* 取り組む課題 *
(a) ワイプの文章のうち、「数個から数ダースの製品を収容」という語句を含むところから書き始め、「品において、特に重要である。」のところで終えて、そのまま正確に写してください。
(b) ワイプの文章を読んで、次の問いに答えてください。
(i) ワイプに使われる「親水性」繊維は、そのほとんどが何をベースにしていますか。
(ii) 欧州特許第1066826号に記載された基体は、何層でできていますか。
(iii) 不透水性フィルムを組み立てた基体で層間剥離が起きるのは、どんな場合ですか。

* 提供テキスト *
===============

数個から数ダースの製品を収容し得る可撓性のパケットに包装されると、容易に持ち運びでき、どこでも使用できるようになる。それらは不織布で作製されているため、許容可能なコストで工業的に容易に生産することができ、使用に最も適した多様な形状にすることもできる。
【0003】
ワイプに使用される不織布の基体は一般的に繊維網であって、その繊維密度及び組成はその厚み全体を通して均質であり、その基体の2つの面は同様の繊維組成を有している。使用される繊維は、一般的にそのほとんどはポリプロピレン又はテレフタラートポリエステルである「疎水性」繊維と、そのほとんどが綿又はビスコース等のセルロースベースである「親水性」繊維の混合物である。よって、化粧品用組成物は基体の厚み全体に均質に含浸され、皮膚又は毛髪にワイプを使用している間、組成物は製品の2つの面を通して、同等に、かつ非優先的な方式で放出される。
【0004】
よって、使用者がワイプを手で取り出し、それを顔、体又は毛髪に通過させた場合、その内容物は、処理される領域と同じ程度の多くの量が、手においても放出される。このことは、他の従来からの適用様式と比較した場合の主な欠点として理解されている。よって、メークアップ除去の分野において、使用者は、メークアップ除去用綿パッドの一面にのみメークアップ除去用ミルクを含浸させており、このためメークアップ除去の間、使用者の指は汚れなくなる。この問題は、特に自己サンタン製品、又は皮膚-もしくは毛髪の着色製品等の製品において、特に重要である。
この理由から、その基体が、有利には処理される面に面した、好ましくは2つの面の一方を通ってその内容物を放出可能な含浸ワイプを開発可能とすることは有利なことである。
【0005】
一面のみが含浸された基体は既に提案されている。これらは、一層の繊維状基体、又は2の繊維状層の間のいずれかに固定された不透水性膜を有する多層基体であり、それらの一方が組成物を含浸可能である。典型的には、まず、種々の層を別々に製造し、第2工程で組み立てられる。例えば欧州特許第1066826号には、2つの外側繊維状シートと、それに挟まれた不透水性の熱可塑性フィルムを含み、全体が熱溶接点により組み立てられた3層基体が記載されている。基体の第1面は、例えば額及び鼻に存在する皮脂を吸収するようになされており、一方、水性ローションが含浸された他面は皮膚をリフレッシュするようになされている。
【0006】
また、熱接合(hot-bonding)又はホットコーティング(hot-coating)によるアセンブリ技術を介して、吸収性の繊維状基体上に不透水性フィルムをアセンブリするための方法も公知である。
一方、これらの基体はかなり硬く、他方、それらがグリコール類を含有しているか、又はエマルション等の油を含有した液体が含浸されている場合に層間剥離が生じる問題があるので、好ましい使用感がないために、これらの解決法は満足のいくものではなかった。

===============

* 提供データ *
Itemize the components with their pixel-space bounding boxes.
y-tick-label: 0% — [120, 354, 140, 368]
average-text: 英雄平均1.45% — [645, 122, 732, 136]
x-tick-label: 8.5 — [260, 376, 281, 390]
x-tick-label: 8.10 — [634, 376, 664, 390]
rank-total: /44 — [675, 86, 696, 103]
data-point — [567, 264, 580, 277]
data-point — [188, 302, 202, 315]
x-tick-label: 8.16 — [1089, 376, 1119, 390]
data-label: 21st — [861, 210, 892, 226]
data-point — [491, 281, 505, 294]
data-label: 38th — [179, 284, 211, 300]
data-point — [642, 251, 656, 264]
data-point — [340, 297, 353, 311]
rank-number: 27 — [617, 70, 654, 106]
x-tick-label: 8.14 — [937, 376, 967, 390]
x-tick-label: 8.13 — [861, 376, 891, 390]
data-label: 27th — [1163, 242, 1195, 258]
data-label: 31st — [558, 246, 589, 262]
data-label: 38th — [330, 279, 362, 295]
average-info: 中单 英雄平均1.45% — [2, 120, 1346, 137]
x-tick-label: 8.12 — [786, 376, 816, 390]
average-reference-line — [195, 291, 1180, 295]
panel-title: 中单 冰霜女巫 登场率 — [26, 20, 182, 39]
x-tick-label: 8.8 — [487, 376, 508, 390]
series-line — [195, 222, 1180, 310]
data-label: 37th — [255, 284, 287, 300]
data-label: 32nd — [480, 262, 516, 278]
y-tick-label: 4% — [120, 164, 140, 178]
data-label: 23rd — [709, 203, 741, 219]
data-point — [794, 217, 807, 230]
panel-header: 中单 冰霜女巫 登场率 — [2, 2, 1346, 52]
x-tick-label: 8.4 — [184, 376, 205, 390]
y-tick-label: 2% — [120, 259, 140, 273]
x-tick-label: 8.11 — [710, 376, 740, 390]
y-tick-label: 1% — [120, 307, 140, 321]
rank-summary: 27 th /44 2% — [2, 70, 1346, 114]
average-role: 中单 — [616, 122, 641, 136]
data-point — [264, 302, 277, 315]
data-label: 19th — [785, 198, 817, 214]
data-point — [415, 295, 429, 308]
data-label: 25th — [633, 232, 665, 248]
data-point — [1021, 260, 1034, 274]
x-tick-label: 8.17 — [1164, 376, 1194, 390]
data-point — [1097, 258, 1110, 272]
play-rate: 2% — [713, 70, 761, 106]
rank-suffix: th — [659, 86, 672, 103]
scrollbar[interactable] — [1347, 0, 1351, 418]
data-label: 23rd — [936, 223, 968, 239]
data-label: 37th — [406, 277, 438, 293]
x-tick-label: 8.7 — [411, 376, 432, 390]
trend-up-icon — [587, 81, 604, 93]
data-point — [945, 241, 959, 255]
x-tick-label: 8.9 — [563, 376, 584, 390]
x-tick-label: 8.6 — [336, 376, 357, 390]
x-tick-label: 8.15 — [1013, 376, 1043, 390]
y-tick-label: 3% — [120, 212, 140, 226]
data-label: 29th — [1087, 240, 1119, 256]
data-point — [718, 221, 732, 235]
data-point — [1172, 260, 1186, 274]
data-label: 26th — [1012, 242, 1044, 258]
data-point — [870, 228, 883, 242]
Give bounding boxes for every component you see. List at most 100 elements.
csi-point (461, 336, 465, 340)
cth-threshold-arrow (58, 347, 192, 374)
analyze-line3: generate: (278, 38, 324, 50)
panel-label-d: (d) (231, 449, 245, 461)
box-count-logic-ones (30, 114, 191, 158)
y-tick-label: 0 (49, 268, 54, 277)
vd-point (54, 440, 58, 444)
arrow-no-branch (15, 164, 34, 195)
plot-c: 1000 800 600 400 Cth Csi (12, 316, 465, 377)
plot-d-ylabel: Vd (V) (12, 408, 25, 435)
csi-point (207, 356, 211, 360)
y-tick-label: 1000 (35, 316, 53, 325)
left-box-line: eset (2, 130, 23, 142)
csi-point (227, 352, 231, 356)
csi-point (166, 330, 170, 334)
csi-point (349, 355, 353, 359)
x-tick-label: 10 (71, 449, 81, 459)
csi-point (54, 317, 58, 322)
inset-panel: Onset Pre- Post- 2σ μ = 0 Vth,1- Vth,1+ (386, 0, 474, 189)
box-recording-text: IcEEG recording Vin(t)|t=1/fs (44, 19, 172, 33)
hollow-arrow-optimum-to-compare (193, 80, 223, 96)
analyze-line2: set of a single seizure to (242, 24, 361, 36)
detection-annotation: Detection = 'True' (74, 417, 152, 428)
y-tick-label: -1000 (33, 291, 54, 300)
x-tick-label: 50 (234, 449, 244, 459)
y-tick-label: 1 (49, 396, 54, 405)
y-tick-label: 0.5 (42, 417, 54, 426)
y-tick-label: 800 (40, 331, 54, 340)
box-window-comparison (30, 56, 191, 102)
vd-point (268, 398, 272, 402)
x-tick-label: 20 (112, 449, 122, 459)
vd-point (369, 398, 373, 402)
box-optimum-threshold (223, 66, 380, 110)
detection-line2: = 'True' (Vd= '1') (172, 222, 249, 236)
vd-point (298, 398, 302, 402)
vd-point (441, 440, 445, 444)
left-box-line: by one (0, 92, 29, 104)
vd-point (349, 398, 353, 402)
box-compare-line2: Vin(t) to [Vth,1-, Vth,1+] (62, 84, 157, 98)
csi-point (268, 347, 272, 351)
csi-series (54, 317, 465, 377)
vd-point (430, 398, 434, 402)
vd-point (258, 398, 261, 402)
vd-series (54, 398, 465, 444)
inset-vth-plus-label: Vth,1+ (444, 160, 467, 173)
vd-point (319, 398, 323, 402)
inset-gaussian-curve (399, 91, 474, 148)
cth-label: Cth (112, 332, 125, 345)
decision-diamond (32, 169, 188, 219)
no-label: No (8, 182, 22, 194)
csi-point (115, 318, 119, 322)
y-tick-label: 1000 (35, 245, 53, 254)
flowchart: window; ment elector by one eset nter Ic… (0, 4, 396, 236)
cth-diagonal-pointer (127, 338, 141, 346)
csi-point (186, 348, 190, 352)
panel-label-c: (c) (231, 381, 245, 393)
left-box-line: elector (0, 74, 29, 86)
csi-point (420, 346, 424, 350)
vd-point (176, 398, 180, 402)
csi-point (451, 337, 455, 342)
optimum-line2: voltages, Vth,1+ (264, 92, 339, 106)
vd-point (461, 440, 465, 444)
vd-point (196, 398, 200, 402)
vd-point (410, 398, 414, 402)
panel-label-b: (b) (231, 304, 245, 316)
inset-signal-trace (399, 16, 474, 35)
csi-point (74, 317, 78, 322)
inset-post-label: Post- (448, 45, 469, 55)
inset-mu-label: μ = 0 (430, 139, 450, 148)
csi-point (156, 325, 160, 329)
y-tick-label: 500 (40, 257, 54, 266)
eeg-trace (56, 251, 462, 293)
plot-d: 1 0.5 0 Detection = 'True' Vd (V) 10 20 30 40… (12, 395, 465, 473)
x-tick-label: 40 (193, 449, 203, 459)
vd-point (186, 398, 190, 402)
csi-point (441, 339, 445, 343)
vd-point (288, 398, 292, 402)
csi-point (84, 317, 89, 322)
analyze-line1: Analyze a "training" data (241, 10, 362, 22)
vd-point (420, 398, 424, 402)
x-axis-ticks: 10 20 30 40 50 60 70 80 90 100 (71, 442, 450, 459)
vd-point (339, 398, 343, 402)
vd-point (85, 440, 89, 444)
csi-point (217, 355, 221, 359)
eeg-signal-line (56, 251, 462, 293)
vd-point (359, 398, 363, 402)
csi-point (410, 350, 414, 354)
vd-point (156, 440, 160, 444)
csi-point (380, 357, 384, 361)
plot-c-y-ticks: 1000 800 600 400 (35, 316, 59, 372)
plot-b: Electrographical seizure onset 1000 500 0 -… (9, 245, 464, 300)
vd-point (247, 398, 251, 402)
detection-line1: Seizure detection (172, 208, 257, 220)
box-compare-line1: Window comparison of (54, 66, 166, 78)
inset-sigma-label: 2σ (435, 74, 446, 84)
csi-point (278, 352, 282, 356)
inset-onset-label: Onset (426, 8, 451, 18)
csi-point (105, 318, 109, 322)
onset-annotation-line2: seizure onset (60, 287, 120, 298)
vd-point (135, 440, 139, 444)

===============

* 解答 *
(a)
数個から数ダースの製品を収容し得る可撓性のパケットに包装されると、容易に持ち運びでき、どこでも使用できるようになる。それらは不織布で作製されているため、許容可能なコストで工業的に容易に生産することができ、使用に最も適した多様な形状にすることもできる。
【0003】
ワイプに使用される不織布の基体は一般的に繊維網であって、その繊維密度及び組成はその厚み全体を通して均質であり、その基体の2つの面は同様の繊維組成を有している。使用される繊維は、一般的にそのほとんどはポリプロピレン又はテレフタラートポリエステルである「疎水性」繊維と、そのほとんどが綿又はビスコース等のセルロースベースである「親水性」繊維の混合物である。よって、化粧品用組成物は基体の厚み全体に均質に含浸され、皮膚又は毛髪にワイプを使用している間、組成物は製品の2つの面を通して、同等に、かつ非優先的な方式で放出される。
【0004】
よって、使用者がワイプを手で取り出し、それを顔、体又は毛髪に通過させた場合、その内容物は、処理される領域と同じ程度の多くの量が、手においても放出される。このことは、他の従来からの適用様式と比較した場合の主な欠点として理解されている。よって、メークアップ除去の分野において、使用者は、メークアップ除去用綿パッドの一面にのみメークアップ除去用ミルクを含浸させており、このためメークアップ除去の間、使用者の指は汚れなくなる。この問題は、特に自己サンタン製品、又は皮膚-もしくは毛髪の着色製品等の製品において、特に重要である。

(b)
(i) 綿又はビスコース等のセルロース
(ii) 3層
(iii) グリコール類を含有している場合か、エマルション等の油を含有した液体が含浸されている場合